= LISTING =

---

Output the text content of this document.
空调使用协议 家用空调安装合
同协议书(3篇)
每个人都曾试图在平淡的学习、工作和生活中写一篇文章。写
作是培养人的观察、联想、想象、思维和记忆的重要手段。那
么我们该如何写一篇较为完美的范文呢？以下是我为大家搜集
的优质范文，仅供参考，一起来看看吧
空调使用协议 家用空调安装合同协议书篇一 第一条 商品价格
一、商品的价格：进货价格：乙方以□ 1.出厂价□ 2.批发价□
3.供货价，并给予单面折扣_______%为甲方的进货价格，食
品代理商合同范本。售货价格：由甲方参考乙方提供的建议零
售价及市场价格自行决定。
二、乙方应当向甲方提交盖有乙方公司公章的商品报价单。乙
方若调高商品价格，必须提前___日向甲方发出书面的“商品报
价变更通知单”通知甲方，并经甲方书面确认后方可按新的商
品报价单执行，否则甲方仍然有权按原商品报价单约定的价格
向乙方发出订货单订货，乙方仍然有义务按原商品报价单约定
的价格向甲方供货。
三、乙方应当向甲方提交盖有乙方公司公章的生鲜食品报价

---

= PROBLEM TO WORK ON =
Your task is to retype all of the records exactly.

= SOLUTION TO THIS EXERCISE =
Output the text content of this document.
空调使用协议 家用空调安装合
同协议书(3篇)
每个人都曾试图在平淡的学习、工作和生活中写一篇文章。写
作是培养人的观察、联想、想象、思维和记忆的重要手段。那
么我们该如何写一篇较为完美的范文呢？以下是我为大家搜集
的优质范文，仅供参考，一起来看看吧
空调使用协议 家用空调安装合同协议书篇一 第一条 商品价格
一、商品的价格：进货价格：乙方以□ 1.出厂价□ 2.批发价□
3.供货价，并给予单面折扣_______%为甲方的进货价格，食
品代理商合同范本。售货价格：由甲方参考乙方提供的建议零
售价及市场价格自行决定。
二、乙方应当向甲方提交盖有乙方公司公章的商品报价单。乙
方若调高商品价格，必须提前___日向甲方发出书面的“商品报
价变更通知单”通知甲方，并经甲方书面确认后方可按新的商
品报价单执行，否则甲方仍然有权按原商品报价单约定的价格
向乙方发出订货单订货，乙方仍然有义务按原商品报价单约定
的价格向甲方供货。
三、乙方应当向甲方提交盖有乙方公司公章的生鲜食品报价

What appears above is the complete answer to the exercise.